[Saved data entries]
*****

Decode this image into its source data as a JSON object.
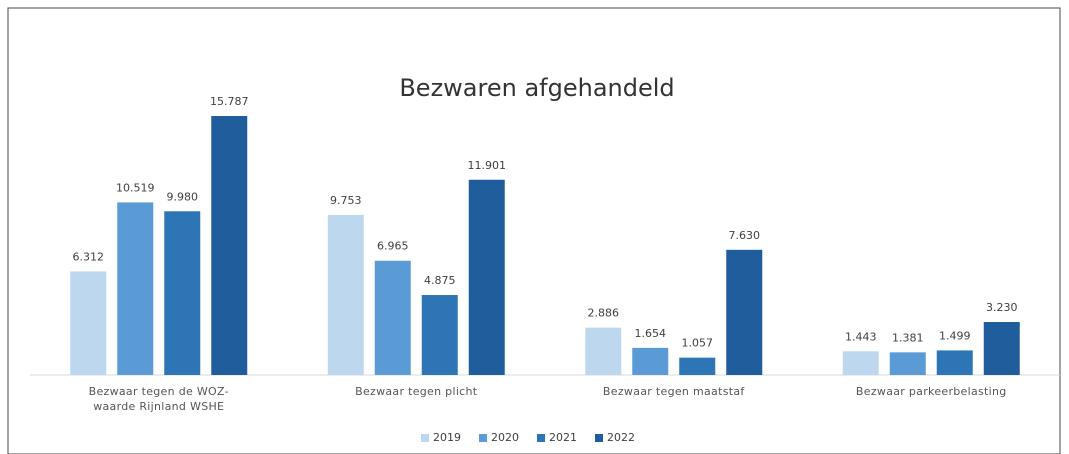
{
  "chart_data": {
    "type": "bar",
    "title": "Bezwaren afgehandeld",
    "categories": [
      "Bezwaar tegen de WOZ-waarde Rijnland WSHE",
      "Bezwaar tegen plicht",
      "Bezwaar tegen maatstaf",
      "Bezwaar parkeerbelasting"
    ],
    "series": [
      {
        "name": "2019",
        "color": "#bdd7ef",
        "values": [
          6312,
          9753,
          2886,
          1443
        ],
        "value_labels": [
          "6.312",
          "9.753",
          "2.886",
          "1.443"
        ]
      },
      {
        "name": "2020",
        "color": "#5b9bd5",
        "values": [
          10519,
          6965,
          1654,
          1381
        ],
        "value_labels": [
          "10.519",
          "6.965",
          "1.654",
          "1.381"
        ]
      },
      {
        "name": "2021",
        "color": "#2e75b6",
        "values": [
          9980,
          4875,
          1057,
          1499
        ],
        "value_labels": [
          "9.980",
          "4.875",
          "1.057",
          "1.499"
        ]
      },
      {
        "name": "2022",
        "color": "#1f5d9c",
        "values": [
          15787,
          11901,
          7630,
          3230
        ],
        "value_labels": [
          "15.787",
          "11.901",
          "7.630",
          "3.230"
        ]
      }
    ],
    "legend": "bottom"
  }
}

*****

[Problem requirements] Retype all of the entries exactly as written, leaving out any images.

[Full output]
Decode this image into its source data as a JSON object.
{
  "chart_data": {
    "type": "bar",
    "title": "Bezwaren afgehandeld",
    "categories": [
      "Bezwaar tegen de WOZ-waarde Rijnland WSHE",
      "Bezwaar tegen plicht",
      "Bezwaar tegen maatstaf",
      "Bezwaar parkeerbelasting"
    ],
    "series": [
      {
        "name": "2019",
        "color": "#bdd7ef",
        "values": [
          6312,
          9753,
          2886,
          1443
        ],
        "value_labels": [
          "6.312",
          "9.753",
          "2.886",
          "1.443"
        ]
      },
      {
        "name": "2020",
        "color": "#5b9bd5",
        "values": [
          10519,
          6965,
          1654,
          1381
        ],
        "value_labels": [
          "10.519",
          "6.965",
          "1.654",
          "1.381"
        ]
      },
      {
        "name": "2021",
        "color": "#2e75b6",
        "values": [
          9980,
          4875,
          1057,
          1499
        ],
        "value_labels": [
          "9.980",
          "4.875",
          "1.057",
          "1.499"
        ]
      },
      {
        "name": "2022",
        "color": "#1f5d9c",
        "values": [
          15787,
          11901,
          7630,
          3230
        ],
        "value_labels": [
          "15.787",
          "11.901",
          "7.630",
          "3.230"
        ]
      }
    ],
    "legend": "bottom"
  }
}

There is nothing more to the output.